## EXERCISE TASK
Your task is to output the listing word for word, with pictures excluded.

╭─ ENTRIES SUPPLIED

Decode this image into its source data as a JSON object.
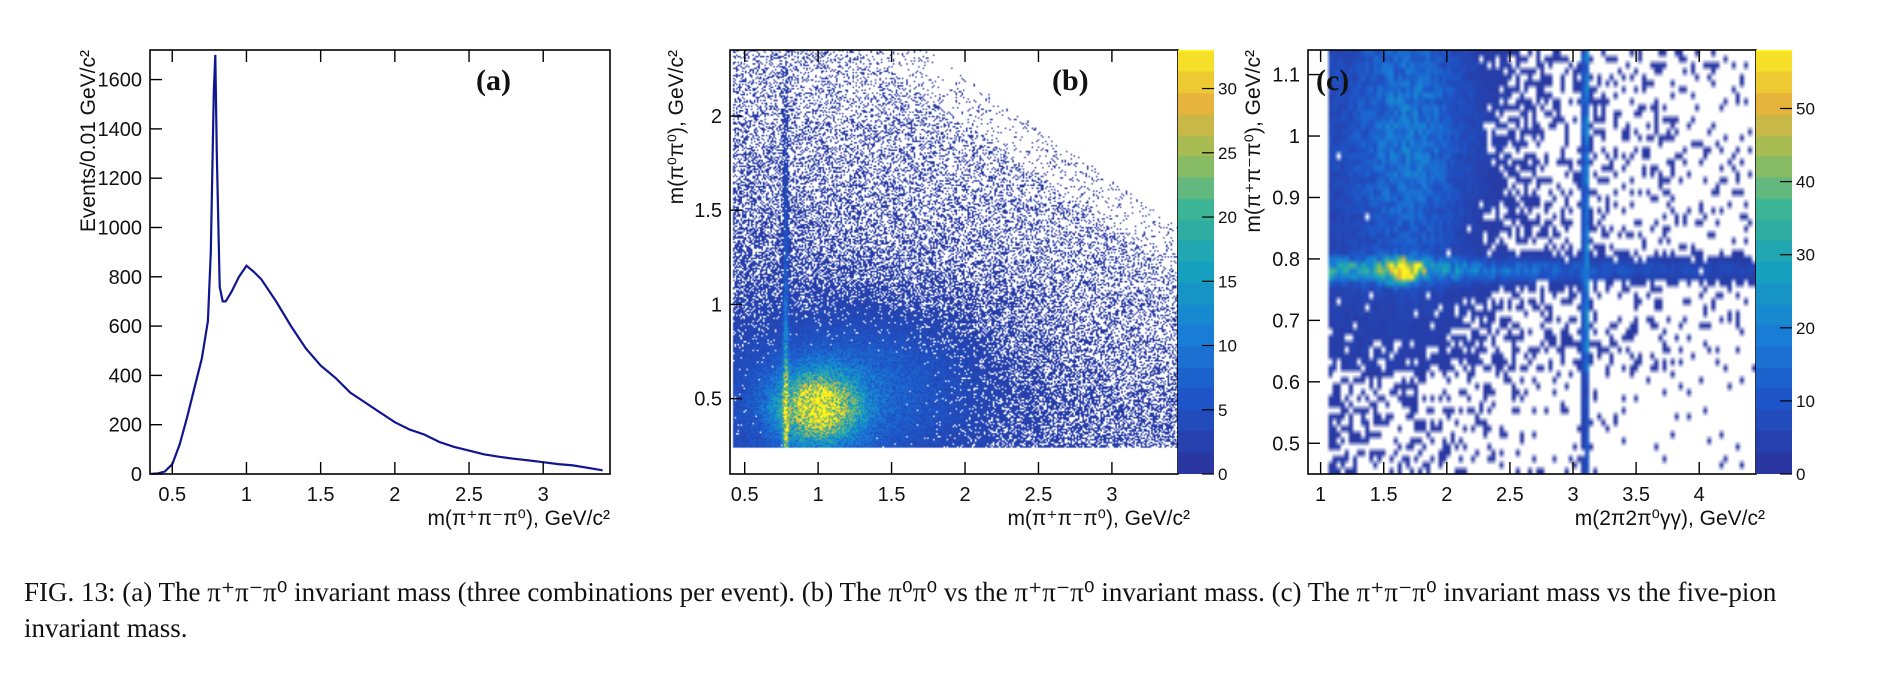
{
  "caption": {
    "text": "FIG. 13: (a) The π⁺π⁻π⁰ invariant mass (three combinations per event). (b) The π⁰π⁰ vs the π⁺π⁻π⁰ invariant mass. (c) The π⁺π⁻π⁰ invariant mass vs the five-pion invariant mass."
  },
  "chart_data": [
    {
      "type": "histogram",
      "panel_label": "(a)",
      "xlabel": "m(π⁺π⁻π⁰), GeV/c²",
      "ylabel": "Events/0.01 GeV/c²",
      "xlim": [
        0.35,
        3.45
      ],
      "ylim": [
        0,
        1720
      ],
      "x_ticks": [
        0.5,
        1,
        1.5,
        2,
        2.5,
        3
      ],
      "y_ticks": [
        0,
        200,
        400,
        600,
        800,
        1000,
        1200,
        1400,
        1600
      ],
      "line_color": "#101590",
      "x": [
        0.35,
        0.4,
        0.45,
        0.5,
        0.55,
        0.6,
        0.65,
        0.7,
        0.74,
        0.76,
        0.78,
        0.79,
        0.8,
        0.82,
        0.84,
        0.86,
        0.9,
        0.95,
        1.0,
        1.05,
        1.1,
        1.2,
        1.3,
        1.4,
        1.5,
        1.6,
        1.7,
        1.8,
        1.9,
        2.0,
        2.1,
        2.2,
        2.3,
        2.4,
        2.5,
        2.6,
        2.7,
        2.8,
        2.9,
        3.0,
        3.1,
        3.2,
        3.3,
        3.4
      ],
      "values": [
        0,
        2,
        10,
        40,
        120,
        230,
        350,
        470,
        620,
        900,
        1550,
        1700,
        1300,
        760,
        700,
        700,
        740,
        800,
        845,
        820,
        790,
        700,
        600,
        510,
        440,
        390,
        330,
        290,
        250,
        210,
        180,
        160,
        130,
        110,
        95,
        80,
        70,
        62,
        55,
        48,
        40,
        35,
        25,
        15
      ]
    },
    {
      "type": "heatmap",
      "panel_label": "(b)",
      "xlabel": "m(π⁺π⁻π⁰), GeV/c²",
      "ylabel": "m(π⁰π⁰), GeV/c²",
      "xlim": [
        0.4,
        3.45
      ],
      "ylim": [
        0.1,
        2.35
      ],
      "x_ticks": [
        0.5,
        1,
        1.5,
        2,
        2.5,
        3
      ],
      "y_ticks": [
        0.5,
        1,
        1.5,
        2
      ],
      "colorbar": {
        "range": [
          0,
          33
        ],
        "ticks": [
          0,
          5,
          10,
          15,
          20,
          25,
          30
        ]
      },
      "features": [
        {
          "name": "omega band",
          "x": 0.78,
          "y_range": [
            0.2,
            1.9
          ]
        },
        {
          "name": "maximum density",
          "x": 1.0,
          "y": 0.45
        }
      ]
    },
    {
      "type": "heatmap",
      "panel_label": "(c)",
      "xlabel": "m(2π2π⁰γγ), GeV/c²",
      "ylabel": "m(π⁺π⁻π⁰), GeV/c²",
      "xlim": [
        0.9,
        4.45
      ],
      "ylim": [
        0.45,
        1.14
      ],
      "x_ticks": [
        1,
        1.5,
        2,
        2.5,
        3,
        3.5,
        4
      ],
      "y_ticks": [
        0.5,
        0.6,
        0.7,
        0.8,
        0.9,
        1,
        1.1
      ],
      "colorbar": {
        "range": [
          0,
          58
        ],
        "ticks": [
          0,
          10,
          20,
          30,
          40,
          50
        ]
      },
      "features": [
        {
          "name": "omega band",
          "y": 0.782
        },
        {
          "name": "J/psi band",
          "x": 3.1
        },
        {
          "name": "maximum density",
          "x": 1.65,
          "y": 0.782
        }
      ]
    }
  ]
}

╰─

## RIGHT ANSWER
Decode this image into its source data as a JSON object.
{
  "caption": {
    "text": "FIG. 13: (a) The π⁺π⁻π⁰ invariant mass (three combinations per event). (b) The π⁰π⁰ vs the π⁺π⁻π⁰ invariant mass. (c) The π⁺π⁻π⁰ invariant mass vs the five-pion invariant mass."
  },
  "chart_data": [
    {
      "type": "histogram",
      "panel_label": "(a)",
      "xlabel": "m(π⁺π⁻π⁰), GeV/c²",
      "ylabel": "Events/0.01 GeV/c²",
      "xlim": [
        0.35,
        3.45
      ],
      "ylim": [
        0,
        1720
      ],
      "x_ticks": [
        0.5,
        1,
        1.5,
        2,
        2.5,
        3
      ],
      "y_ticks": [
        0,
        200,
        400,
        600,
        800,
        1000,
        1200,
        1400,
        1600
      ],
      "line_color": "#101590",
      "x": [
        0.35,
        0.4,
        0.45,
        0.5,
        0.55,
        0.6,
        0.65,
        0.7,
        0.74,
        0.76,
        0.78,
        0.79,
        0.8,
        0.82,
        0.84,
        0.86,
        0.9,
        0.95,
        1.0,
        1.05,
        1.1,
        1.2,
        1.3,
        1.4,
        1.5,
        1.6,
        1.7,
        1.8,
        1.9,
        2.0,
        2.1,
        2.2,
        2.3,
        2.4,
        2.5,
        2.6,
        2.7,
        2.8,
        2.9,
        3.0,
        3.1,
        3.2,
        3.3,
        3.4
      ],
      "values": [
        0,
        2,
        10,
        40,
        120,
        230,
        350,
        470,
        620,
        900,
        1550,
        1700,
        1300,
        760,
        700,
        700,
        740,
        800,
        845,
        820,
        790,
        700,
        600,
        510,
        440,
        390,
        330,
        290,
        250,
        210,
        180,
        160,
        130,
        110,
        95,
        80,
        70,
        62,
        55,
        48,
        40,
        35,
        25,
        15
      ]
    },
    {
      "type": "heatmap",
      "panel_label": "(b)",
      "xlabel": "m(π⁺π⁻π⁰), GeV/c²",
      "ylabel": "m(π⁰π⁰), GeV/c²",
      "xlim": [
        0.4,
        3.45
      ],
      "ylim": [
        0.1,
        2.35
      ],
      "x_ticks": [
        0.5,
        1,
        1.5,
        2,
        2.5,
        3
      ],
      "y_ticks": [
        0.5,
        1,
        1.5,
        2
      ],
      "colorbar": {
        "range": [
          0,
          33
        ],
        "ticks": [
          0,
          5,
          10,
          15,
          20,
          25,
          30
        ]
      },
      "features": [
        {
          "name": "omega band",
          "x": 0.78,
          "y_range": [
            0.2,
            1.9
          ]
        },
        {
          "name": "maximum density",
          "x": 1.0,
          "y": 0.45
        }
      ]
    },
    {
      "type": "heatmap",
      "panel_label": "(c)",
      "xlabel": "m(2π2π⁰γγ), GeV/c²",
      "ylabel": "m(π⁺π⁻π⁰), GeV/c²",
      "xlim": [
        0.9,
        4.45
      ],
      "ylim": [
        0.45,
        1.14
      ],
      "x_ticks": [
        1,
        1.5,
        2,
        2.5,
        3,
        3.5,
        4
      ],
      "y_ticks": [
        0.5,
        0.6,
        0.7,
        0.8,
        0.9,
        1,
        1.1
      ],
      "colorbar": {
        "range": [
          0,
          58
        ],
        "ticks": [
          0,
          10,
          20,
          30,
          40,
          50
        ]
      },
      "features": [
        {
          "name": "omega band",
          "y": 0.782
        },
        {
          "name": "J/psi band",
          "x": 3.1
        },
        {
          "name": "maximum density",
          "x": 1.65,
          "y": 0.782
        }
      ]
    }
  ]
}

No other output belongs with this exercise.